• _Work to complete_
Using the listing below, report all lines holding the word "varilla".

Saved entries
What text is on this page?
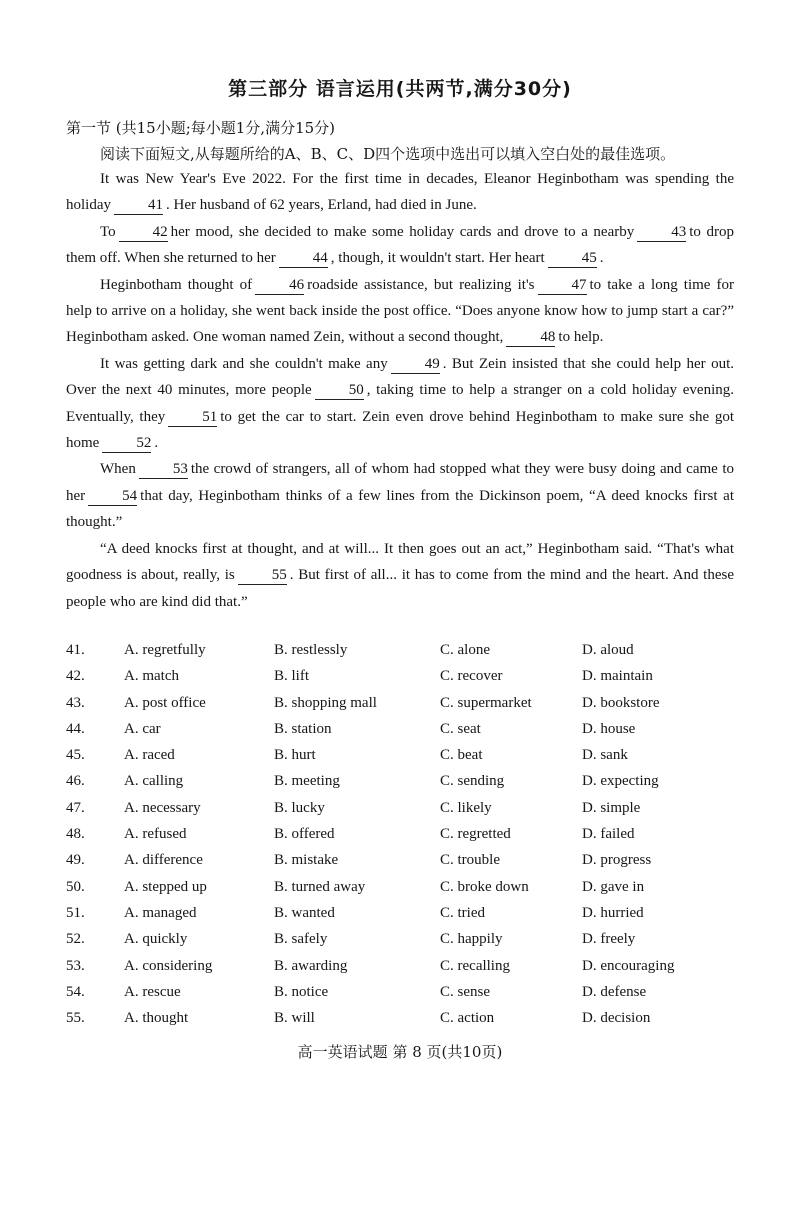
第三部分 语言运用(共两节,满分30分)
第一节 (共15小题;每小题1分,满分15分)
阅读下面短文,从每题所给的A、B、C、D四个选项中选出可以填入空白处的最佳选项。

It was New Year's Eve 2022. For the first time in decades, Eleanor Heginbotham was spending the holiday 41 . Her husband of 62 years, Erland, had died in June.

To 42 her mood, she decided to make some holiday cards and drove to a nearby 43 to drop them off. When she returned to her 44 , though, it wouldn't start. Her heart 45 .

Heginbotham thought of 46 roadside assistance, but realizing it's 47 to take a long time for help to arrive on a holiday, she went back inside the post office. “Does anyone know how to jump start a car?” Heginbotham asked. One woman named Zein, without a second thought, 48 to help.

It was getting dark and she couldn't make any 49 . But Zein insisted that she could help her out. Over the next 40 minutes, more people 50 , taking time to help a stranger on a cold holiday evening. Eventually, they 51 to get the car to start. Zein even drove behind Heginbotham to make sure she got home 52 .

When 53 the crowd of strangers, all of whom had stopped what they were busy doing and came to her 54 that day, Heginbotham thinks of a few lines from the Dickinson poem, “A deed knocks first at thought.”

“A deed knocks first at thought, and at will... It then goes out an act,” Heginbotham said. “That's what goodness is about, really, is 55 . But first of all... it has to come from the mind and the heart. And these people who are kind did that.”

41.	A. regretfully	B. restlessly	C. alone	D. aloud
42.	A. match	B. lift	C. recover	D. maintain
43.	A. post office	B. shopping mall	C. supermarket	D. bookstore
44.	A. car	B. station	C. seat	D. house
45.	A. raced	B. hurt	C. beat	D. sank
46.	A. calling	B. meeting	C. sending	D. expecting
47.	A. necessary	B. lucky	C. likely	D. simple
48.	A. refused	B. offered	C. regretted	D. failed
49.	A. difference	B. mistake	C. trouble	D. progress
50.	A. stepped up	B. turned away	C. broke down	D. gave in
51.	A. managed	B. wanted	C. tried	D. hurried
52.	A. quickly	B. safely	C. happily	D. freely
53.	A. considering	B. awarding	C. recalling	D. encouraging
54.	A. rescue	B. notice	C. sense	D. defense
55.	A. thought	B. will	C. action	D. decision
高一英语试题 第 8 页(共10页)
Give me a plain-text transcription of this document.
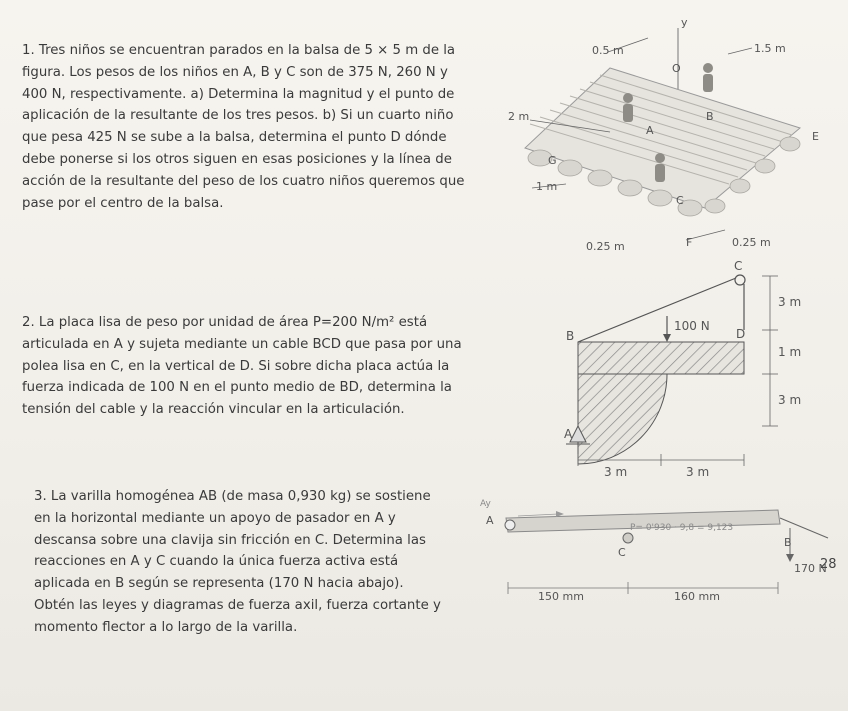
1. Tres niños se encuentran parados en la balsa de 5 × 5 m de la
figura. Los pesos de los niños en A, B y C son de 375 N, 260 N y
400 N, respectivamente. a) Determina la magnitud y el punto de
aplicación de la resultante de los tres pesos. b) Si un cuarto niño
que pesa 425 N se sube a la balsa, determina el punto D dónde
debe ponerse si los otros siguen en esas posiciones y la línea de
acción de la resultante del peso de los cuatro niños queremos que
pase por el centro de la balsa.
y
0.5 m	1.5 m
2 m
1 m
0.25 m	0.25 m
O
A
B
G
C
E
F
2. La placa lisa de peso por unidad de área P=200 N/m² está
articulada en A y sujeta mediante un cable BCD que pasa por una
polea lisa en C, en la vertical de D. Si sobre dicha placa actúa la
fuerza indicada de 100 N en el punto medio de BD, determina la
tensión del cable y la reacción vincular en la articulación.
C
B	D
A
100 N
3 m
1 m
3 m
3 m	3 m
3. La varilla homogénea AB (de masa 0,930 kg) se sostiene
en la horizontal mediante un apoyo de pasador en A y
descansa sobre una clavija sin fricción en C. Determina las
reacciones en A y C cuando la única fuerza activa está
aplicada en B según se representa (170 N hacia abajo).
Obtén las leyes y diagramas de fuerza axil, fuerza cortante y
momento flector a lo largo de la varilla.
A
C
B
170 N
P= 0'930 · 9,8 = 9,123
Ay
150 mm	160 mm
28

• _Complete answer_
3. La varilla homogénea AB (de masa 0,930 kg) se sostiene
momento flector a lo largo de la varilla.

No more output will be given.